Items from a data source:
····················

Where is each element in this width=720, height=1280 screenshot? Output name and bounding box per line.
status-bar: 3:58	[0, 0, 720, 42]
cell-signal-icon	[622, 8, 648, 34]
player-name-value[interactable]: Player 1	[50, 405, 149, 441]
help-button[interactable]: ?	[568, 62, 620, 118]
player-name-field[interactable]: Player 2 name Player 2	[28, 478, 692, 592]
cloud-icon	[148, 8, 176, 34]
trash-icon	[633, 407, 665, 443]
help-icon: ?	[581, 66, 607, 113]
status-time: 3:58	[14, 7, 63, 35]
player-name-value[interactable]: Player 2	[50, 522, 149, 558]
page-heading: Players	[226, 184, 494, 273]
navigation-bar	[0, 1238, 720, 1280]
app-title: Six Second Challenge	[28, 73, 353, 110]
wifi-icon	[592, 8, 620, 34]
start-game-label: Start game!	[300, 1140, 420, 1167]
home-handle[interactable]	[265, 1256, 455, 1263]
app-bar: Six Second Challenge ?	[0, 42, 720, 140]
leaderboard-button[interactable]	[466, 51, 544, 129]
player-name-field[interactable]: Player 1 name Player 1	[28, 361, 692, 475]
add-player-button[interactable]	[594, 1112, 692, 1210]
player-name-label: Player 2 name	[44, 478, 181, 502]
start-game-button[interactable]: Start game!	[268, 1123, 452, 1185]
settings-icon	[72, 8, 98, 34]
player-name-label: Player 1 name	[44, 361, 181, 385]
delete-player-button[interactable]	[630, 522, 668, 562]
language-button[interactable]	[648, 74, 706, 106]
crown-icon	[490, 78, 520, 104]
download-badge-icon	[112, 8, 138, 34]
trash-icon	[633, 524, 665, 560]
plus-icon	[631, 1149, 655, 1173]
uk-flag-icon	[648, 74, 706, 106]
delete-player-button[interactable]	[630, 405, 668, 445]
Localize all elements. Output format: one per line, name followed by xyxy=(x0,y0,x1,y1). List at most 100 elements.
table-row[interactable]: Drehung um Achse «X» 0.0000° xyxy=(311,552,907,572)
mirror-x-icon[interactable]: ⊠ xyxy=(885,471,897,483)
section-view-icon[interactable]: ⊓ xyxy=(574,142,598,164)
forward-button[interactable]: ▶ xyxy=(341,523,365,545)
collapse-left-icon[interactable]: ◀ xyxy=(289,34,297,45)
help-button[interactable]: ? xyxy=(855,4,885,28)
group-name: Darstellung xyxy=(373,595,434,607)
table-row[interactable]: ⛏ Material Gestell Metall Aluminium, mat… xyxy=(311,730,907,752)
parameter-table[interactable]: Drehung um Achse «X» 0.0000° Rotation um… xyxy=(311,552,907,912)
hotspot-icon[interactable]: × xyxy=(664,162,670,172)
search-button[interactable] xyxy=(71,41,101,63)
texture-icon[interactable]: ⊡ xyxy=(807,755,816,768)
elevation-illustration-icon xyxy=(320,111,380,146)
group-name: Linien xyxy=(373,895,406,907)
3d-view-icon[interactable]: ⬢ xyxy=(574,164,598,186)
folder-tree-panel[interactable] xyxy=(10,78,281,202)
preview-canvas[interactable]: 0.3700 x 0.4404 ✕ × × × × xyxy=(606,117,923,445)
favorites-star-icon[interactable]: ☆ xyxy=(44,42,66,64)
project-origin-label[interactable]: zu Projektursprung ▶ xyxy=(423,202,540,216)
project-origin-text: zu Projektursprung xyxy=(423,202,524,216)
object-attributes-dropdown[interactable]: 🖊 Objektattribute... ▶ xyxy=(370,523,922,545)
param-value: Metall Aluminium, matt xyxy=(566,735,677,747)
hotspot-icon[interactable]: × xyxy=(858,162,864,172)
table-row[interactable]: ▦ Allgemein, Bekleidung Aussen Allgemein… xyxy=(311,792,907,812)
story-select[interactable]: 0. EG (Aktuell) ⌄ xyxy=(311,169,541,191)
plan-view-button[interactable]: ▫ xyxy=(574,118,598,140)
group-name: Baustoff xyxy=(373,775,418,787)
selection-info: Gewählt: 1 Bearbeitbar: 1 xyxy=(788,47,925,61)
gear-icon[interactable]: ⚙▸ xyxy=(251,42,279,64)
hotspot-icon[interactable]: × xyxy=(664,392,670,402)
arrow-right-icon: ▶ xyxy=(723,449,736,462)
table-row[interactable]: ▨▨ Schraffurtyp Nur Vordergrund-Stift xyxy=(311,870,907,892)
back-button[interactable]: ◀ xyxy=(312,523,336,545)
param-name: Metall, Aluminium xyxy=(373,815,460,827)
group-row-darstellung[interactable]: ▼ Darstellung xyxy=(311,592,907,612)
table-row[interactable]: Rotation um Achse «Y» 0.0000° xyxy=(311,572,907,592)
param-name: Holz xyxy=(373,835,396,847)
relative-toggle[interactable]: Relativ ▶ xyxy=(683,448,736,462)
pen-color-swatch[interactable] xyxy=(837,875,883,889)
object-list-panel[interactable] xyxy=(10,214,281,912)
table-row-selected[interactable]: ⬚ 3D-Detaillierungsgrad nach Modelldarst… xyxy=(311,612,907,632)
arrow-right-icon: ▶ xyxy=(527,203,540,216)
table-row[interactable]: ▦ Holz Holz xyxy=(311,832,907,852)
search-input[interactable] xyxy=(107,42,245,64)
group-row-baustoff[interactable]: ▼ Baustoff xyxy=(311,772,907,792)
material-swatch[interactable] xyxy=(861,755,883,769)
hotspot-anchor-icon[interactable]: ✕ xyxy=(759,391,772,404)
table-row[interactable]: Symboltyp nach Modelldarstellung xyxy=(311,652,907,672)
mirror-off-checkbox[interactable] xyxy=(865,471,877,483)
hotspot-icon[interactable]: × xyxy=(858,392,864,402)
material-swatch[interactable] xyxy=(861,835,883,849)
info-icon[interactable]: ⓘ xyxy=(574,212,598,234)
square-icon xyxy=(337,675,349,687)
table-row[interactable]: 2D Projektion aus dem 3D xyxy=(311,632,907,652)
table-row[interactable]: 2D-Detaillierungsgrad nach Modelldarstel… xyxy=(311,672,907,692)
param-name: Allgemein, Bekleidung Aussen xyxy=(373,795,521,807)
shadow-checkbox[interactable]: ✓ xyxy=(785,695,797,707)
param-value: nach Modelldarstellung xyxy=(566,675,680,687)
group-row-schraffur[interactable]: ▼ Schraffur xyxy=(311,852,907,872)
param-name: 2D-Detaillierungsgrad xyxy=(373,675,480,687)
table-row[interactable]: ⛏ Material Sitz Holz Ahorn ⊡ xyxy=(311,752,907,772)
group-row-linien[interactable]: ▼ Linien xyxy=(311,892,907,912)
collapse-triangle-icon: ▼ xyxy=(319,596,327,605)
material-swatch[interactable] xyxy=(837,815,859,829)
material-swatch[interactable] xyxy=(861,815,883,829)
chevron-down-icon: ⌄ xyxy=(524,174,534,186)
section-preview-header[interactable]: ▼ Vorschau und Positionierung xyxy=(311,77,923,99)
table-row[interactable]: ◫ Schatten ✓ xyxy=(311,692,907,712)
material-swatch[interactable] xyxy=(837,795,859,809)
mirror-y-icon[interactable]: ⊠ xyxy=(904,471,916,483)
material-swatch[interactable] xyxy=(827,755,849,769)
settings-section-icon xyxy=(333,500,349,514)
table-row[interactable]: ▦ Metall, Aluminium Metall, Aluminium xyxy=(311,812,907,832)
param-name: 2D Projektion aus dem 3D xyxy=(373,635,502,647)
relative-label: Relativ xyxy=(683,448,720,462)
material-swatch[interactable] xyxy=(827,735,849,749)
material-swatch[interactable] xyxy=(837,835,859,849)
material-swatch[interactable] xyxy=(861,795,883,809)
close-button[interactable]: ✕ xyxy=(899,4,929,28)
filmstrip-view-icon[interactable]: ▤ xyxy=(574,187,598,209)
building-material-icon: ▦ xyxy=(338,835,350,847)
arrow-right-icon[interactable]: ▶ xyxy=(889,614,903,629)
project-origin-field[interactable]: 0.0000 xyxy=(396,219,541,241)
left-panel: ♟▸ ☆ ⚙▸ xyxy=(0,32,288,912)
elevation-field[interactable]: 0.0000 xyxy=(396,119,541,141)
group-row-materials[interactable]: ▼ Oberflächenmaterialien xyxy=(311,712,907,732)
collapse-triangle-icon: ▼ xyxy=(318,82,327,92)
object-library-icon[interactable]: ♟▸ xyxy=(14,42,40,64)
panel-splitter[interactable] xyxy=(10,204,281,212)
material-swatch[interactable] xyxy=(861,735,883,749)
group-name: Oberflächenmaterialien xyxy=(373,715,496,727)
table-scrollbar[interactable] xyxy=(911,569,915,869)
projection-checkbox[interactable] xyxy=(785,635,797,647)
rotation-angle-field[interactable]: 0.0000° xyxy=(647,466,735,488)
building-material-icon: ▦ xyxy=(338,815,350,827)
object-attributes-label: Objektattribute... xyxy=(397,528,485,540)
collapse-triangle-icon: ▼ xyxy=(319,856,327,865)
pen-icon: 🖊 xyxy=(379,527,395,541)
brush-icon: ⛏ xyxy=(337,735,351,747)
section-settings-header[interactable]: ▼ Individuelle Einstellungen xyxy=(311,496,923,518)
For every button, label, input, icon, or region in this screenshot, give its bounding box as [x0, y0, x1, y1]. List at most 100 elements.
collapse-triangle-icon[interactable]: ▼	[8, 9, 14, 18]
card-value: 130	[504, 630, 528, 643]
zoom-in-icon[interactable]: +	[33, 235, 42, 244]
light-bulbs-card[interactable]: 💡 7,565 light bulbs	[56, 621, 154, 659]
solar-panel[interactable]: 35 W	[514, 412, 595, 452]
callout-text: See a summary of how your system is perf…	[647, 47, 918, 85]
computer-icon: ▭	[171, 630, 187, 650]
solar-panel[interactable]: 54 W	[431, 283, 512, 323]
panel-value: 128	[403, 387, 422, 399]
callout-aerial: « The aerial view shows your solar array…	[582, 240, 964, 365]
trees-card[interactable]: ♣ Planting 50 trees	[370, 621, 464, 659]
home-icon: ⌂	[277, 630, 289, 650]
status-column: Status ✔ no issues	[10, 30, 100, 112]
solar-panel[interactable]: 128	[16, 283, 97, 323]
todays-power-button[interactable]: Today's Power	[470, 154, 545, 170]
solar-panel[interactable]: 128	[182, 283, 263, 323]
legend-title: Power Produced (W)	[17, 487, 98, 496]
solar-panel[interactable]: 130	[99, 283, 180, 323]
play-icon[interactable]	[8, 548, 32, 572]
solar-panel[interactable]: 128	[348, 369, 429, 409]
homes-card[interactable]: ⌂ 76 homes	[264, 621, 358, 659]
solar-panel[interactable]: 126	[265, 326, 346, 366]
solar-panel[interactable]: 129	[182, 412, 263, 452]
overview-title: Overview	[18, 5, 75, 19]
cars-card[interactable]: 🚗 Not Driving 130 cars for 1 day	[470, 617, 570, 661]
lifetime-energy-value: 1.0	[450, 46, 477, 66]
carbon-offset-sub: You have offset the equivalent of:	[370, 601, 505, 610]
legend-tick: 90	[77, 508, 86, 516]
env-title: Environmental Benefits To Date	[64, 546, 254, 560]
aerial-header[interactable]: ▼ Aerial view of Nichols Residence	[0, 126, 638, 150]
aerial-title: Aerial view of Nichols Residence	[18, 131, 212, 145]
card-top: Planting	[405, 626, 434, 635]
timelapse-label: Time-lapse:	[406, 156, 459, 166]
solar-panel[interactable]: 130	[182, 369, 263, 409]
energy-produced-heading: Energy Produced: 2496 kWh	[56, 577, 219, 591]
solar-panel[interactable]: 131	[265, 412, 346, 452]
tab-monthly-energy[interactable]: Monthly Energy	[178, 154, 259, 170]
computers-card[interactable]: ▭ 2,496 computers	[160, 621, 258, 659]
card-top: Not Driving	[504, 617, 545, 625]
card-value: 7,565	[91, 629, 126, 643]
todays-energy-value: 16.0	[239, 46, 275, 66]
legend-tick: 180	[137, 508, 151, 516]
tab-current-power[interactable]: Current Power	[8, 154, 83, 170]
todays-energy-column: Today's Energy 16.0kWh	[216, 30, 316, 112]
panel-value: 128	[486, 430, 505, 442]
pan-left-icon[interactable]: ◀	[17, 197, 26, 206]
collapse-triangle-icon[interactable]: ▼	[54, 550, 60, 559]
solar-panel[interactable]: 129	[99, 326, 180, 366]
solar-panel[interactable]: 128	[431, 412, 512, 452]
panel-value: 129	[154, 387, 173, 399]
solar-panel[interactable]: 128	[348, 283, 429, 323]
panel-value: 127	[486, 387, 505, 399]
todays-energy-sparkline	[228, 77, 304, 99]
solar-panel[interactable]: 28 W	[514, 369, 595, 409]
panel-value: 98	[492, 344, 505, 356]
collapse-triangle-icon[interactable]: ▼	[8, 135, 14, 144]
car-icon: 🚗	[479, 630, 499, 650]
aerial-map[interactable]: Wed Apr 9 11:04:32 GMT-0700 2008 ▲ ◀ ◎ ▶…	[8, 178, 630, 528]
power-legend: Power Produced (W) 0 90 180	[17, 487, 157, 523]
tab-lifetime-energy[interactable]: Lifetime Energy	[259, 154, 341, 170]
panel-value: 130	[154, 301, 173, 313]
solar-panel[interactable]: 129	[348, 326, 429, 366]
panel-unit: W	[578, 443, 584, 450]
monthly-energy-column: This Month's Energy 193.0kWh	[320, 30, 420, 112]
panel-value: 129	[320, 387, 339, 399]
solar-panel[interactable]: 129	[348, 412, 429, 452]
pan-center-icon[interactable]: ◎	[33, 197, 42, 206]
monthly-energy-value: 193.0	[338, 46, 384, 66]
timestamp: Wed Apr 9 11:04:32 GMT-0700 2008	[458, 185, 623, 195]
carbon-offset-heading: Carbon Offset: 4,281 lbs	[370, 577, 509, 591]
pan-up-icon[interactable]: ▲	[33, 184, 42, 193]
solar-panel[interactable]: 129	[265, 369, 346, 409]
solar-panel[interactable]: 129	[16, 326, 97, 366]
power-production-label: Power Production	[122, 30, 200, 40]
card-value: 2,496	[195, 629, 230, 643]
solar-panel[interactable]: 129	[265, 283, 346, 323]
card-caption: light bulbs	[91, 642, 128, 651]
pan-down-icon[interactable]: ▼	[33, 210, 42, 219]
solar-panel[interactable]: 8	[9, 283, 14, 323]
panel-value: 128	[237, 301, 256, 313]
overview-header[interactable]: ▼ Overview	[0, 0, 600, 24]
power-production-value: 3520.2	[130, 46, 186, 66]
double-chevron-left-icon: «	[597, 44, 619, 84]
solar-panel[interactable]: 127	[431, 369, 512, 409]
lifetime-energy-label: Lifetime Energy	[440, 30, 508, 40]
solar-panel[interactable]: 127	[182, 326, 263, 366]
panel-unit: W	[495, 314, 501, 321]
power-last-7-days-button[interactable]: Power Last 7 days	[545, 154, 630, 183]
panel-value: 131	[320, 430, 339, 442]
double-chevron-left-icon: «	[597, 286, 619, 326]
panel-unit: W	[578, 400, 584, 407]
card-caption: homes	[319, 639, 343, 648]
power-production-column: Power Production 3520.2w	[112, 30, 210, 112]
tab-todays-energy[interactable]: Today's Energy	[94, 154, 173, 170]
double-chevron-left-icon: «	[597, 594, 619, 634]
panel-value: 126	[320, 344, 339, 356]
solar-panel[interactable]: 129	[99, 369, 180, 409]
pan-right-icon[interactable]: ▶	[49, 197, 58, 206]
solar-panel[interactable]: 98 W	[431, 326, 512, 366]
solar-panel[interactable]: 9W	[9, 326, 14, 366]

····················

Task directions:
Copy the rows from the first one through the row containing "forward-button[interactable]: ▶ xyxy=(341,523,365,545)", replacing "trash-icon" with "bin-icon" everywhere it occurs and leaving all other text unchanged.

Response to this exercise:
Where is each element in this width=720, height=1280 screenshot? Output name and bounding box per line.
status-bar: 3:58	[0, 0, 720, 42]
cell-signal-icon	[622, 8, 648, 34]
player-name-value[interactable]: Player 1	[50, 405, 149, 441]
help-button[interactable]: ?	[568, 62, 620, 118]
player-name-field[interactable]: Player 2 name Player 2	[28, 478, 692, 592]
cloud-icon	[148, 8, 176, 34]
bin-icon	[633, 407, 665, 443]
help-icon: ?	[581, 66, 607, 113]
status-time: 3:58	[14, 7, 63, 35]
player-name-value[interactable]: Player 2	[50, 522, 149, 558]
page-heading: Players	[226, 184, 494, 273]
navigation-bar	[0, 1238, 720, 1280]
app-title: Six Second Challenge	[28, 73, 353, 110]
wifi-icon	[592, 8, 620, 34]
start-game-label: Start game!	[300, 1140, 420, 1167]
home-handle[interactable]	[265, 1256, 455, 1263]
app-bar: Six Second Challenge ?	[0, 42, 720, 140]
leaderboard-button[interactable]	[466, 51, 544, 129]
player-name-field[interactable]: Player 1 name Player 1	[28, 361, 692, 475]
add-player-button[interactable]	[594, 1112, 692, 1210]
player-name-label: Player 2 name	[44, 478, 181, 502]
start-game-button[interactable]: Start game!	[268, 1123, 452, 1185]
settings-icon	[72, 8, 98, 34]
player-name-label: Player 1 name	[44, 361, 181, 385]
delete-player-button[interactable]	[630, 522, 668, 562]
language-button[interactable]	[648, 74, 706, 106]
crown-icon	[490, 78, 520, 104]
download-badge-icon	[112, 8, 138, 34]
bin-icon	[633, 524, 665, 560]
plus-icon	[631, 1149, 655, 1173]
uk-flag-icon	[648, 74, 706, 106]
delete-player-button[interactable]	[630, 405, 668, 445]
Localize all elements. Output format: one per line, name followed by xyxy=(x0,y0,x1,y1). List at most 100 elements.
table-row[interactable]: Drehung um Achse «X» 0.0000° xyxy=(311,552,907,572)
mirror-x-icon[interactable]: ⊠ xyxy=(885,471,897,483)
section-view-icon[interactable]: ⊓ xyxy=(574,142,598,164)
forward-button[interactable]: ▶ xyxy=(341,523,365,545)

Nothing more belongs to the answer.